* Begin *

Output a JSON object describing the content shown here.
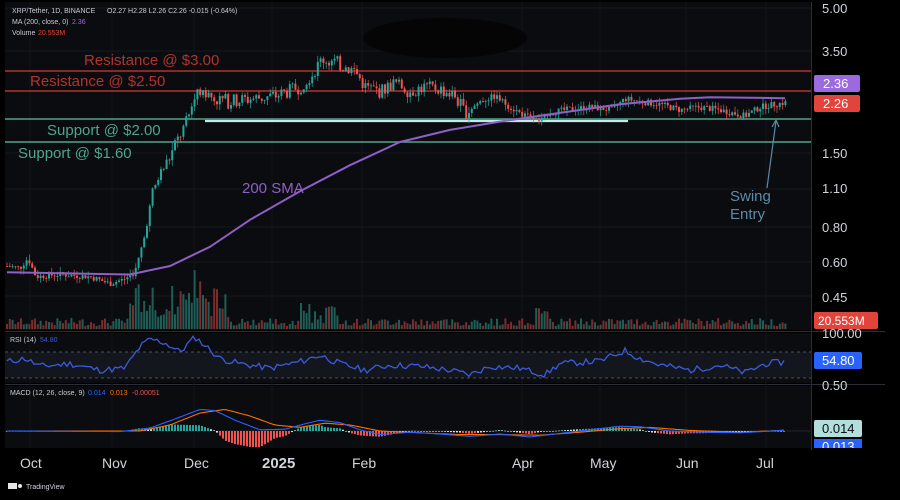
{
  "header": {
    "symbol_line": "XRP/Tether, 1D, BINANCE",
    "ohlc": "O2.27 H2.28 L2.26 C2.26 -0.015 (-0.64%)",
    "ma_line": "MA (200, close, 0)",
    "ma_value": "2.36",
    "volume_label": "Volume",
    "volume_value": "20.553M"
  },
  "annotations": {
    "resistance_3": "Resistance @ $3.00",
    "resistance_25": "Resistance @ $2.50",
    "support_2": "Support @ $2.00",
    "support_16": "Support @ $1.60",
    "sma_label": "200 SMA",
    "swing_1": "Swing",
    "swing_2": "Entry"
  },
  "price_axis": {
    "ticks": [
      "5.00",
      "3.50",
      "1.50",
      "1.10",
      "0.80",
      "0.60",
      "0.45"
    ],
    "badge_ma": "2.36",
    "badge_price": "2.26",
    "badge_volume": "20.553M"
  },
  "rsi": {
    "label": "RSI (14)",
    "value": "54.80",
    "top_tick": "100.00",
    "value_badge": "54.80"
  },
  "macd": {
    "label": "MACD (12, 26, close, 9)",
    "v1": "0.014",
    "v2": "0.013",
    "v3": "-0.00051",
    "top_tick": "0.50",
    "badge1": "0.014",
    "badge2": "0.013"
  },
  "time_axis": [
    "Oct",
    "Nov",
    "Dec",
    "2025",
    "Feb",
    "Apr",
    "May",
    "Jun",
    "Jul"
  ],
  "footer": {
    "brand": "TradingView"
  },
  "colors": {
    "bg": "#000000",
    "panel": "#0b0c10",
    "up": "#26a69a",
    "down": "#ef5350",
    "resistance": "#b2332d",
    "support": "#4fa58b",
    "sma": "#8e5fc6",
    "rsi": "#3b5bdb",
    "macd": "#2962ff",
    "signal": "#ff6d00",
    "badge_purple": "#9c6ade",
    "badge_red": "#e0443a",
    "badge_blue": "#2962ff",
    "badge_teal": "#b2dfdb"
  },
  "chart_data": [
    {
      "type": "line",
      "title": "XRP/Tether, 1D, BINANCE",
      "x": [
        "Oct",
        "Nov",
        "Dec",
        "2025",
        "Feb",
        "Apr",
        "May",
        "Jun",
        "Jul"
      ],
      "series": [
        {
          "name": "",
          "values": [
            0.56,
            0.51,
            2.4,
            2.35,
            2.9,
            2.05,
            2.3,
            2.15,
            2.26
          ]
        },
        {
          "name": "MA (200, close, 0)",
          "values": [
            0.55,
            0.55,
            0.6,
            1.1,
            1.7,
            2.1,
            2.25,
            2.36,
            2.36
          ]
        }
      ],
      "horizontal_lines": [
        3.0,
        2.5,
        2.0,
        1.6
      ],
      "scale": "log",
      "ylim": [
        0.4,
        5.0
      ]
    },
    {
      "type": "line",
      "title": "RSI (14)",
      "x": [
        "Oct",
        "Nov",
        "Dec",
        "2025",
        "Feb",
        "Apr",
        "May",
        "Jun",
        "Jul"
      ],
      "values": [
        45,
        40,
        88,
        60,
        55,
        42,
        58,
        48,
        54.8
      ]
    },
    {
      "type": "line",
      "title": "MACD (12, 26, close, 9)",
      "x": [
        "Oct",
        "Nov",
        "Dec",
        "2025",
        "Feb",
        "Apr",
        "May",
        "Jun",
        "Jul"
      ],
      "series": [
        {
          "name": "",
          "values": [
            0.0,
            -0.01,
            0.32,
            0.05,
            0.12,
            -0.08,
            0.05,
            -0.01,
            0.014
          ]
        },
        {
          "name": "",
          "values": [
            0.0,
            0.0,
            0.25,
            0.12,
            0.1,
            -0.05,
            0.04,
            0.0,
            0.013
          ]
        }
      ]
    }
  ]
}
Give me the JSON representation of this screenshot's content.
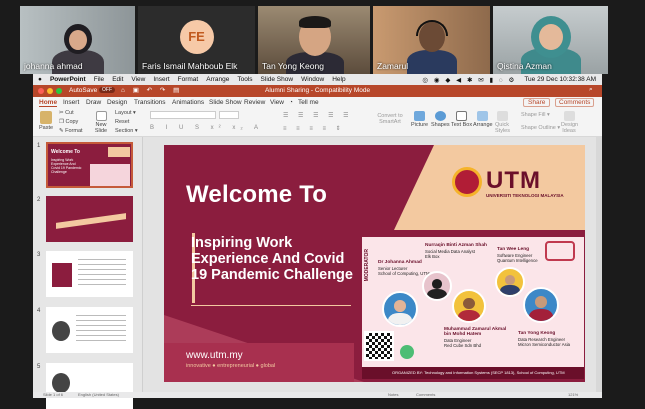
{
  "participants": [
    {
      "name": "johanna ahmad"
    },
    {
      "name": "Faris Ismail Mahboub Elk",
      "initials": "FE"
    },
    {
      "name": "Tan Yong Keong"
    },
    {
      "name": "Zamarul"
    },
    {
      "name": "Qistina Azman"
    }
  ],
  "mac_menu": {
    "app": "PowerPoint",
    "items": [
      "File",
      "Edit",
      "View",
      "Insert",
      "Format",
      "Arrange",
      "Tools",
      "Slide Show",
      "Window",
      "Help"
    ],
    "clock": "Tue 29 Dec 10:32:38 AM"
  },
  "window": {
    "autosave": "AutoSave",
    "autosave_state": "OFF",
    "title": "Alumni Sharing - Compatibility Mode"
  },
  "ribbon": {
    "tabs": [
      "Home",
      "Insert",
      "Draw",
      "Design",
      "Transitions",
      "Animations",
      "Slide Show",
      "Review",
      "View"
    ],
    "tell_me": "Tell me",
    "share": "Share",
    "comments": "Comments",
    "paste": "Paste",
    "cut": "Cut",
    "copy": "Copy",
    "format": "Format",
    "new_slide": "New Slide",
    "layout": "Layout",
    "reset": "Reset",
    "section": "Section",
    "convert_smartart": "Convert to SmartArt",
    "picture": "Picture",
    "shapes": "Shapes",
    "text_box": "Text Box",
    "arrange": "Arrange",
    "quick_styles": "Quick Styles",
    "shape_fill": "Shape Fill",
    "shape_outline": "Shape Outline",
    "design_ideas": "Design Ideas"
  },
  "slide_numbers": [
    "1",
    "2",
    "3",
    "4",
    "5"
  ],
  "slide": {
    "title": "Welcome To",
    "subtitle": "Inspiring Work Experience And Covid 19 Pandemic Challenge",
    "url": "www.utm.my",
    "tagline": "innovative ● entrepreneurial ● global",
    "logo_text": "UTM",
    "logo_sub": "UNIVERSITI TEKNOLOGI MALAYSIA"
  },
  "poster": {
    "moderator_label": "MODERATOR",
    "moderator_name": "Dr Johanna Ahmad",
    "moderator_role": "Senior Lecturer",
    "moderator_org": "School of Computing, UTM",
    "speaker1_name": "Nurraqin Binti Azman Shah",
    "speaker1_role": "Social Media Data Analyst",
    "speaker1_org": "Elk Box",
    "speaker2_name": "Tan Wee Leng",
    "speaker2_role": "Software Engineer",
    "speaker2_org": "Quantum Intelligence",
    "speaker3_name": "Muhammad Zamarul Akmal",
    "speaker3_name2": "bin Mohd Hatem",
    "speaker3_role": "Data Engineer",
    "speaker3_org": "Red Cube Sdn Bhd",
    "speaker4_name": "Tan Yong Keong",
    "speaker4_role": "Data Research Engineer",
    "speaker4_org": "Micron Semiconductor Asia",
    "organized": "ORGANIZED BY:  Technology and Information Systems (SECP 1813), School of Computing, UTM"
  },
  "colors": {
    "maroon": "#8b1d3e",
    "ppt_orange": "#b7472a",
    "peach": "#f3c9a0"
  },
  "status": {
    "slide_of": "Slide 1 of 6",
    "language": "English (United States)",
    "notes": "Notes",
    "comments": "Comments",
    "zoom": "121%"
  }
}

* End *

[EXERCISE TASK] Set every line down exactly as written, leaving each picture out.

[SOLVED EXERCISE]
Output a JSON object describing the content shown here.
{
  "header": {
    "symbol_line": "XRP/Tether, 1D, BINANCE",
    "ohlc": "O2.27 H2.28 L2.26 C2.26 -0.015 (-0.64%)",
    "ma_line": "MA (200, close, 0)",
    "ma_value": "2.36",
    "volume_label": "Volume",
    "volume_value": "20.553M"
  },
  "annotations": {
    "resistance_3": "Resistance @ $3.00",
    "resistance_25": "Resistance @ $2.50",
    "support_2": "Support @ $2.00",
    "support_16": "Support @ $1.60",
    "sma_label": "200 SMA",
    "swing_1": "Swing",
    "swing_2": "Entry"
  },
  "price_axis": {
    "ticks": [
      "5.00",
      "3.50",
      "1.50",
      "1.10",
      "0.80",
      "0.60",
      "0.45"
    ],
    "badge_ma": "2.36",
    "badge_price": "2.26",
    "badge_volume": "20.553M"
  },
  "rsi": {
    "label": "RSI (14)",
    "value": "54.80",
    "top_tick": "100.00",
    "value_badge": "54.80"
  },
  "macd": {
    "label": "MACD (12, 26, close, 9)",
    "v1": "0.014",
    "v2": "0.013",
    "v3": "-0.00051",
    "top_tick": "0.50",
    "badge1": "0.014",
    "badge2": "0.013"
  },
  "time_axis": [
    "Oct",
    "Nov",
    "Dec",
    "2025",
    "Feb",
    "Apr",
    "May",
    "Jun",
    "Jul"
  ],
  "footer": {
    "brand": "TradingView"
  },
  "colors": {
    "bg": "#000000",
    "panel": "#0b0c10",
    "up": "#26a69a",
    "down": "#ef5350",
    "resistance": "#b2332d",
    "support": "#4fa58b",
    "sma": "#8e5fc6",
    "rsi": "#3b5bdb",
    "macd": "#2962ff",
    "signal": "#ff6d00",
    "badge_purple": "#9c6ade",
    "badge_red": "#e0443a",
    "badge_blue": "#2962ff",
    "badge_teal": "#b2dfdb"
  },
  "chart_data": [
    {
      "type": "line",
      "title": "XRP/Tether, 1D, BINANCE",
      "x": [
        "Oct",
        "Nov",
        "Dec",
        "2025",
        "Feb",
        "Apr",
        "May",
        "Jun",
        "Jul"
      ],
      "series": [
        {
          "name": "",
          "values": [
            0.56,
            0.51,
            2.4,
            2.35,
            2.9,
            2.05,
            2.3,
            2.15,
            2.26
          ]
        },
        {
          "name": "MA (200, close, 0)",
          "values": [
            0.55,
            0.55,
            0.6,
            1.1,
            1.7,
            2.1,
            2.25,
            2.36,
            2.36
          ]
        }
      ],
      "horizontal_lines": [
        3.0,
        2.5,
        2.0,
        1.6
      ],
      "scale": "log",
      "ylim": [
        0.4,
        5.0
      ]
    },
    {
      "type": "line",
      "title": "RSI (14)",
      "x": [
        "Oct",
        "Nov",
        "Dec",
        "2025",
        "Feb",
        "Apr",
        "May",
        "Jun",
        "Jul"
      ],
      "values": [
        45,
        40,
        88,
        60,
        55,
        42,
        58,
        48,
        54.8
      ]
    },
    {
      "type": "line",
      "title": "MACD (12, 26, close, 9)",
      "x": [
        "Oct",
        "Nov",
        "Dec",
        "2025",
        "Feb",
        "Apr",
        "May",
        "Jun",
        "Jul"
      ],
      "series": [
        {
          "name": "",
          "values": [
            0.0,
            -0.01,
            0.32,
            0.05,
            0.12,
            -0.08,
            0.05,
            -0.01,
            0.014
          ]
        },
        {
          "name": "",
          "values": [
            0.0,
            0.0,
            0.25,
            0.12,
            0.1,
            -0.05,
            0.04,
            0.0,
            0.013
          ]
        }
      ]
    }
  ]
}
Give me the JSON representation of this screenshot's content.
{
  "participants": [
    {
      "name": "johanna ahmad"
    },
    {
      "name": "Faris Ismail Mahboub Elk",
      "initials": "FE"
    },
    {
      "name": "Tan Yong Keong"
    },
    {
      "name": "Zamarul"
    },
    {
      "name": "Qistina Azman"
    }
  ],
  "mac_menu": {
    "app": "PowerPoint",
    "items": [
      "File",
      "Edit",
      "View",
      "Insert",
      "Format",
      "Arrange",
      "Tools",
      "Slide Show",
      "Window",
      "Help"
    ],
    "clock": "Tue 29 Dec 10:32:38 AM"
  },
  "window": {
    "autosave": "AutoSave",
    "autosave_state": "OFF",
    "title": "Alumni Sharing - Compatibility Mode"
  },
  "ribbon": {
    "tabs": [
      "Home",
      "Insert",
      "Draw",
      "Design",
      "Transitions",
      "Animations",
      "Slide Show",
      "Review",
      "View"
    ],
    "tell_me": "Tell me",
    "share": "Share",
    "comments": "Comments",
    "paste": "Paste",
    "cut": "Cut",
    "copy": "Copy",
    "format": "Format",
    "new_slide": "New Slide",
    "layout": "Layout",
    "reset": "Reset",
    "section": "Section",
    "convert_smartart": "Convert to SmartArt",
    "picture": "Picture",
    "shapes": "Shapes",
    "text_box": "Text Box",
    "arrange": "Arrange",
    "quick_styles": "Quick Styles",
    "shape_fill": "Shape Fill",
    "shape_outline": "Shape Outline",
    "design_ideas": "Design Ideas"
  },
  "slide_numbers": [
    "1",
    "2",
    "3",
    "4",
    "5"
  ],
  "slide": {
    "title": "Welcome To",
    "subtitle": "Inspiring Work Experience And Covid 19 Pandemic Challenge",
    "url": "www.utm.my",
    "tagline": "innovative ● entrepreneurial ● global",
    "logo_text": "UTM",
    "logo_sub": "UNIVERSITI TEKNOLOGI MALAYSIA"
  },
  "poster": {
    "moderator_label": "MODERATOR",
    "moderator_name": "Dr Johanna Ahmad",
    "moderator_role": "Senior Lecturer",
    "moderator_org": "School of Computing, UTM",
    "speaker1_name": "Nurraqin Binti Azman Shah",
    "speaker1_role": "Social Media Data Analyst",
    "speaker1_org": "Elk Box",
    "speaker2_name": "Tan Wee Leng",
    "speaker2_role": "Software Engineer",
    "speaker2_org": "Quantum Intelligence",
    "speaker3_name": "Muhammad Zamarul Akmal",
    "speaker3_name2": "bin Mohd Hatem",
    "speaker3_role": "Data Engineer",
    "speaker3_org": "Red Cube Sdn Bhd",
    "speaker4_name": "Tan Yong Keong",
    "speaker4_role": "Data Research Engineer",
    "speaker4_org": "Micron Semiconductor Asia",
    "organized": "ORGANIZED BY:  Technology and Information Systems (SECP 1813), School of Computing, UTM"
  },
  "colors": {
    "maroon": "#8b1d3e",
    "ppt_orange": "#b7472a",
    "peach": "#f3c9a0"
  },
  "status": {
    "slide_of": "Slide 1 of 6",
    "language": "English (United States)",
    "notes": "Notes",
    "comments": "Comments",
    "zoom": "121%"
  }
}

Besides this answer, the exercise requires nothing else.